:: What the task requires ::
Find the lines that hold "однажды". Report only how many there are.

-- begin Supplied material --

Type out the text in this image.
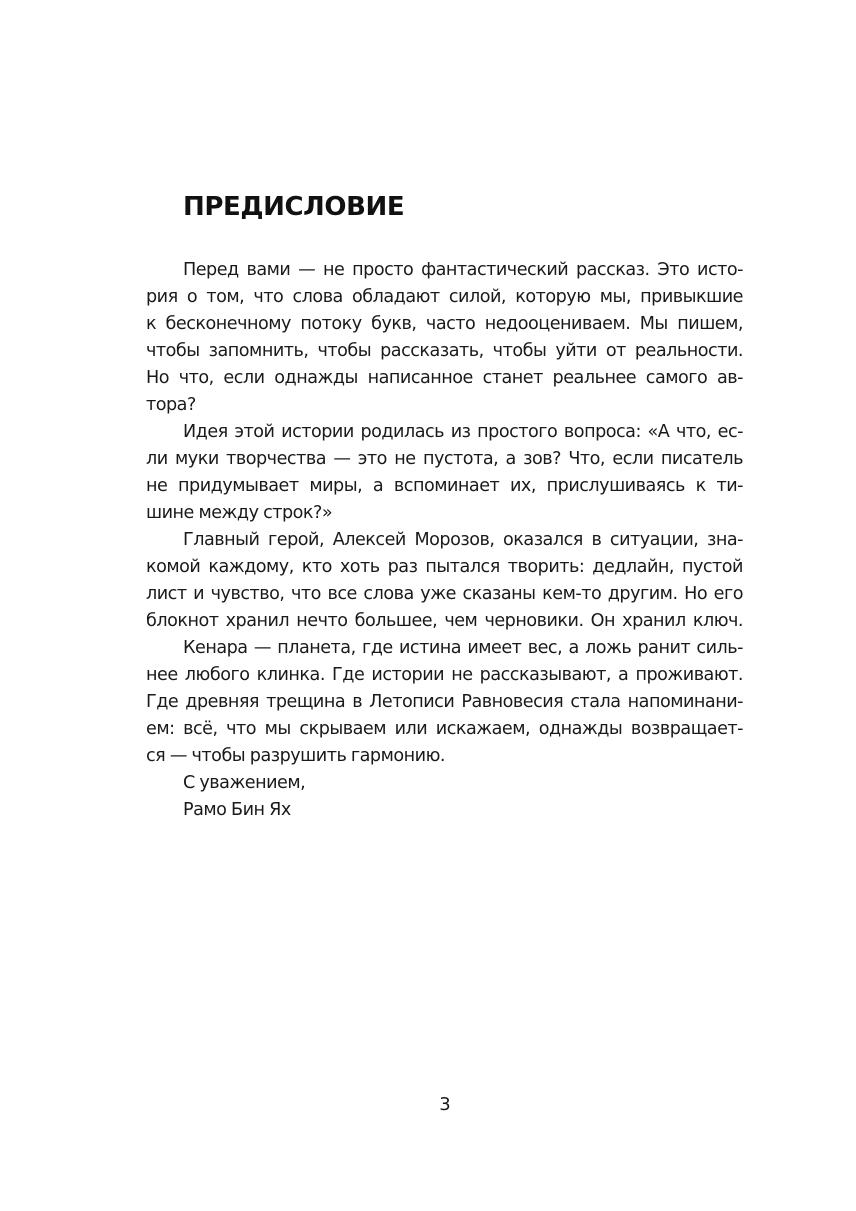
ПРЕДИСЛОВИЕ
Перед вами — не просто фантастический рассказ. Это исто-
рия о том, что слова обладают силой, которую мы, привыкшие
к бесконечному потоку букв, часто недооцениваем. Мы пишем,
чтобы запомнить, чтобы рассказать, чтобы уйти от реальности.
Но что, если однажды написанное станет реальнее самого ав-
тора?
Идея этой истории родилась из простого вопроса: «А что, ес-
ли муки творчества — это не пустота, а зов? Что, если писатель
не придумывает миры, а вспоминает их, прислушиваясь к ти-
шине между строк?»
Главный герой, Алексей Морозов, оказался в ситуации, зна-
комой каждому, кто хоть раз пытался творить: дедлайн, пустой
лист и чувство, что все слова уже сказаны кем-то другим. Но его
блокнот хранил нечто большее, чем черновики. Он хранил ключ.
Кенара — планета, где истина имеет вес, а ложь ранит силь-
нее любого клинка. Где истории не рассказывают, а проживают.
Где древняя трещина в Летописи Равновесия стала напоминани-
ем: всё, что мы скрываем или искажаем, однажды возвращает-
ся — чтобы разрушить гармонию.
С уважением,
Рамо Бин Ях
3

-- end Supplied material --

:: Answer to the task ::
2